EXERCISE DIRECTIONS
Make an exact copy of all the records.

RECORD EXTRACTS
+++
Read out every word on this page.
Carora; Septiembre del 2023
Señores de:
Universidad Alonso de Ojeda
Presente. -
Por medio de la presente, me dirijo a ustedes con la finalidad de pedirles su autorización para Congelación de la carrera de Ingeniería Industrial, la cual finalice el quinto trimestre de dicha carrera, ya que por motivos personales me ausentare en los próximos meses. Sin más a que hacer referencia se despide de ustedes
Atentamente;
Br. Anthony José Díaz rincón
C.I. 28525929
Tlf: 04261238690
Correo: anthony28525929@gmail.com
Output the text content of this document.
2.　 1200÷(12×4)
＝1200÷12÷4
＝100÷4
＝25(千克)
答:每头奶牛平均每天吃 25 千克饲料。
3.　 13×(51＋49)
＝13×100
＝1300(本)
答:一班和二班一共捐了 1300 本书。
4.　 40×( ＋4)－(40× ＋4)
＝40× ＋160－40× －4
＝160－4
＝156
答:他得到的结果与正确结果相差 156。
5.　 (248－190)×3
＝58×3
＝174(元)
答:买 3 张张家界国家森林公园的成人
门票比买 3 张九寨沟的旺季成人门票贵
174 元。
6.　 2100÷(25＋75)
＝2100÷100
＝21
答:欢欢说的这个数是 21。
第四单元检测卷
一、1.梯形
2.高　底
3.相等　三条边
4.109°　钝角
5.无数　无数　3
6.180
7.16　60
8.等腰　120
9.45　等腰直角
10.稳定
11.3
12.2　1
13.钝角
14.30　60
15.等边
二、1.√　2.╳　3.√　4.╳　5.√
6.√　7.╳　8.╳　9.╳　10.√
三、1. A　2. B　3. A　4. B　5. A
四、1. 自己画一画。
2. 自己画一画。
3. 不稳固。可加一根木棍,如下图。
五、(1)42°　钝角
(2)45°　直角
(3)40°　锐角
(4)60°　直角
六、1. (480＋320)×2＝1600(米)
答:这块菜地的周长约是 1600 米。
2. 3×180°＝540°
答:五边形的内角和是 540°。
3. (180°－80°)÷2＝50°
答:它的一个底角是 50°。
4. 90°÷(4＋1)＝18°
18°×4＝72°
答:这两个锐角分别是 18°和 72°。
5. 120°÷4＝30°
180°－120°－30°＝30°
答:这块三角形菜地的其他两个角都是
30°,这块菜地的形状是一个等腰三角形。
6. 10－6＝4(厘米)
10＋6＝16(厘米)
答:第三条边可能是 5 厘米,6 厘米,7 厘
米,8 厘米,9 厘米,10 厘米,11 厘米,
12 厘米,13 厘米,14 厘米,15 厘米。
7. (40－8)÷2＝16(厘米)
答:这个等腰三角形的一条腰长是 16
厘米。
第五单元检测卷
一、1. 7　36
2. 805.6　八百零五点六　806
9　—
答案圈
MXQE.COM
+++
SOLVED PROBLEM
Read out every word on this page.
Carora; Septiembre del 2023
Señores de:
Universidad Alonso de Ojeda
Presente. -
Por medio de la presente, me dirijo a ustedes con la finalidad de pedirles su autorización para Congelación de la carrera de Ingeniería Industrial, la cual finalice el quinto trimestre de dicha carrera, ya que por motivos personales me ausentare en los próximos meses. Sin más a que hacer referencia se despide de ustedes
Atentamente;
Br. Anthony José Díaz rincón
C.I. 28525929
Tlf: 04261238690
Correo: anthony28525929@gmail.com
Output the text content of this document.
2.　 1200÷(12×4)
＝1200÷12÷4
＝100÷4
＝25(千克)
答:每头奶牛平均每天吃 25 千克饲料。
3.　 13×(51＋49)
＝13×100
＝1300(本)
答:一班和二班一共捐了 1300 本书。
4.　 40×( ＋4)－(40× ＋4)
＝40× ＋160－40× －4
＝160－4
＝156
答:他得到的结果与正确结果相差 156。
5.　 (248－190)×3
＝58×3
＝174(元)
答:买 3 张张家界国家森林公园的成人
门票比买 3 张九寨沟的旺季成人门票贵
174 元。
6.　 2100÷(25＋75)
＝2100÷100
＝21
答:欢欢说的这个数是 21。
第四单元检测卷
一、1.梯形
2.高　底
3.相等　三条边
4.109°　钝角
5.无数　无数　3
6.180
7.16　60
8.等腰　120
9.45　等腰直角
10.稳定
11.3
12.2　1
13.钝角
14.30　60
15.等边
二、1.√　2.╳　3.√　4.╳　5.√
6.√　7.╳　8.╳　9.╳　10.√
三、1. A　2. B　3. A　4. B　5. A
四、1. 自己画一画。
2. 自己画一画。
3. 不稳固。可加一根木棍,如下图。
五、(1)42°　钝角
(2)45°　直角
(3)40°　锐角
(4)60°　直角
六、1. (480＋320)×2＝1600(米)
答:这块菜地的周长约是 1600 米。
2. 3×180°＝540°
答:五边形的内角和是 540°。
3. (180°－80°)÷2＝50°
答:它的一个底角是 50°。
4. 90°÷(4＋1)＝18°
18°×4＝72°
答:这两个锐角分别是 18°和 72°。
5. 120°÷4＝30°
180°－120°－30°＝30°
答:这块三角形菜地的其他两个角都是
30°,这块菜地的形状是一个等腰三角形。
6. 10－6＝4(厘米)
10＋6＝16(厘米)
答:第三条边可能是 5 厘米,6 厘米,7 厘
米,8 厘米,9 厘米,10 厘米,11 厘米,
12 厘米,13 厘米,14 厘米,15 厘米。
7. (40－8)÷2＝16(厘米)
答:这个等腰三角形的一条腰长是 16
厘米。
第五单元检测卷
一、1. 7　36
2. 805.6　八百零五点六　806
9　—
答案圈
MXQE.COM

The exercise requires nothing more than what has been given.